§ **GOAL**
Repeat the material below exactly, with no pictures.

§ **MATERIAL**
━━━
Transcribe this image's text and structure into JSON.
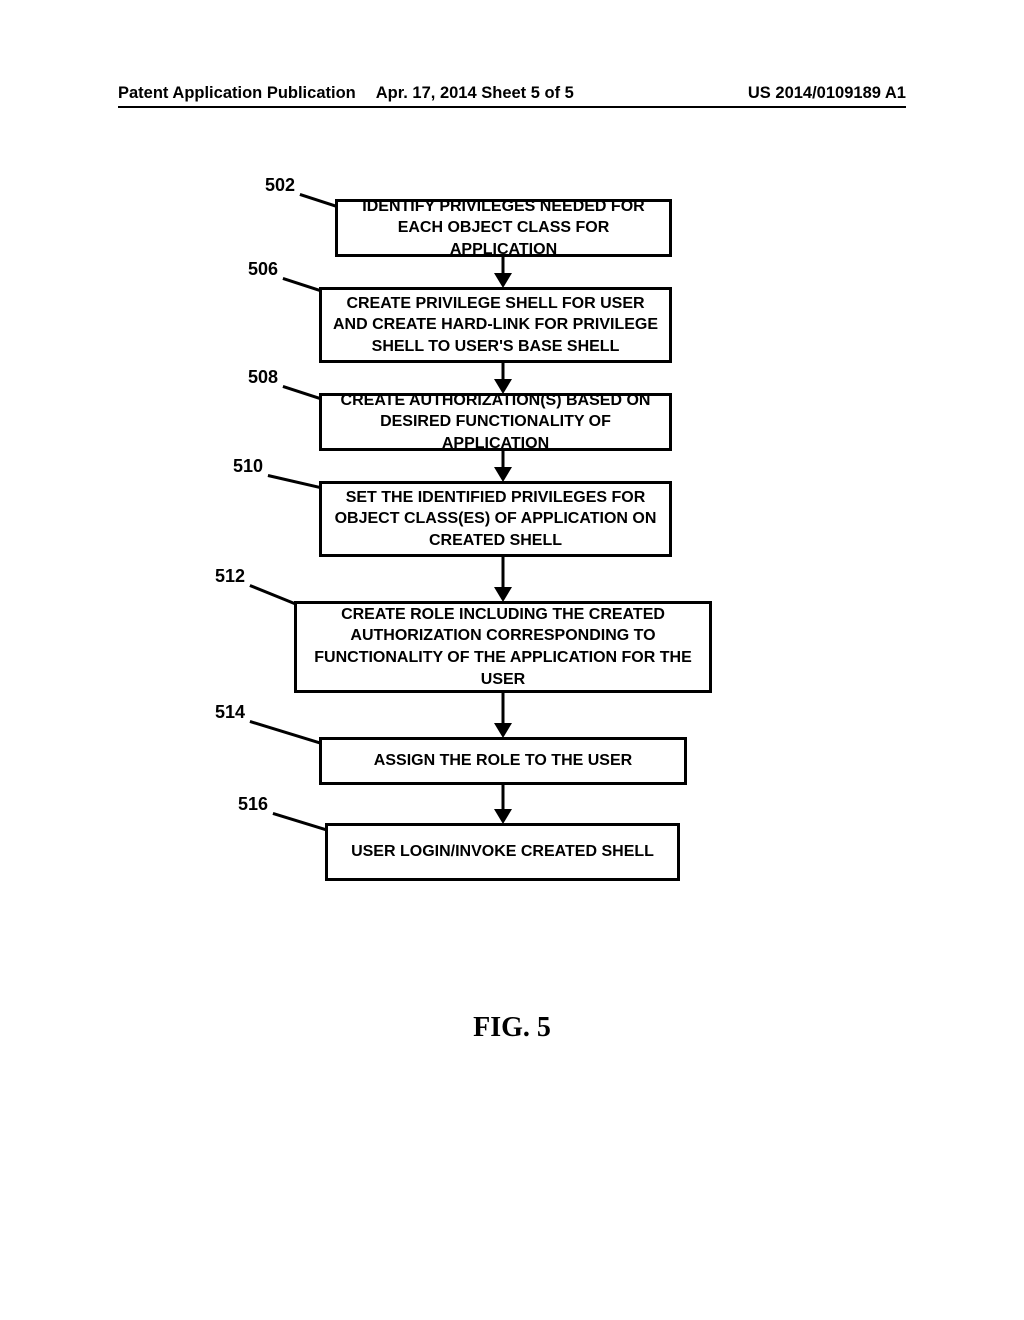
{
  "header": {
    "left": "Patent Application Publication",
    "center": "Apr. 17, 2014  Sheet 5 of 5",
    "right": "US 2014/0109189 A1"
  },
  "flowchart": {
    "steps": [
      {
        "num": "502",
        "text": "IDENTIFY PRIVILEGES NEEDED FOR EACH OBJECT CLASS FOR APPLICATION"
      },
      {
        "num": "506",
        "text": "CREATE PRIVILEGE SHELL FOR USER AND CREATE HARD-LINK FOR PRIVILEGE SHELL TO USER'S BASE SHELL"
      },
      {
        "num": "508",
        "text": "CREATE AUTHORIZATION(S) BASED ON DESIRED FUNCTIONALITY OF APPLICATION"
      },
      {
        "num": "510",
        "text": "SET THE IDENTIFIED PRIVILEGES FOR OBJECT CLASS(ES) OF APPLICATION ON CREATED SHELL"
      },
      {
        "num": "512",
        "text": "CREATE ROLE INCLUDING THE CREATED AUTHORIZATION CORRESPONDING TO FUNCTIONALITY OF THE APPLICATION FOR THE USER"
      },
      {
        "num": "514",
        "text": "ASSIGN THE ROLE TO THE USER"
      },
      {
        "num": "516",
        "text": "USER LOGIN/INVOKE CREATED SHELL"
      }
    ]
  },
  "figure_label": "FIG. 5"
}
━━━
§ **EXERCISE RESPONSE**
Transcribe this image's text and structure into JSON.
{
  "header": {
    "left": "Patent Application Publication",
    "center": "Apr. 17, 2014  Sheet 5 of 5",
    "right": "US 2014/0109189 A1"
  },
  "flowchart": {
    "steps": [
      {
        "num": "502",
        "text": "IDENTIFY PRIVILEGES NEEDED FOR EACH OBJECT CLASS FOR APPLICATION"
      },
      {
        "num": "506",
        "text": "CREATE PRIVILEGE SHELL FOR USER AND CREATE HARD-LINK FOR PRIVILEGE SHELL TO USER'S BASE SHELL"
      },
      {
        "num": "508",
        "text": "CREATE AUTHORIZATION(S) BASED ON DESIRED FUNCTIONALITY OF APPLICATION"
      },
      {
        "num": "510",
        "text": "SET THE IDENTIFIED PRIVILEGES FOR OBJECT CLASS(ES) OF APPLICATION ON CREATED SHELL"
      },
      {
        "num": "512",
        "text": "CREATE ROLE INCLUDING THE CREATED AUTHORIZATION CORRESPONDING TO FUNCTIONALITY OF THE APPLICATION FOR THE USER"
      },
      {
        "num": "514",
        "text": "ASSIGN THE ROLE TO THE USER"
      },
      {
        "num": "516",
        "text": "USER LOGIN/INVOKE CREATED SHELL"
      }
    ]
  },
  "figure_label": "FIG. 5"
}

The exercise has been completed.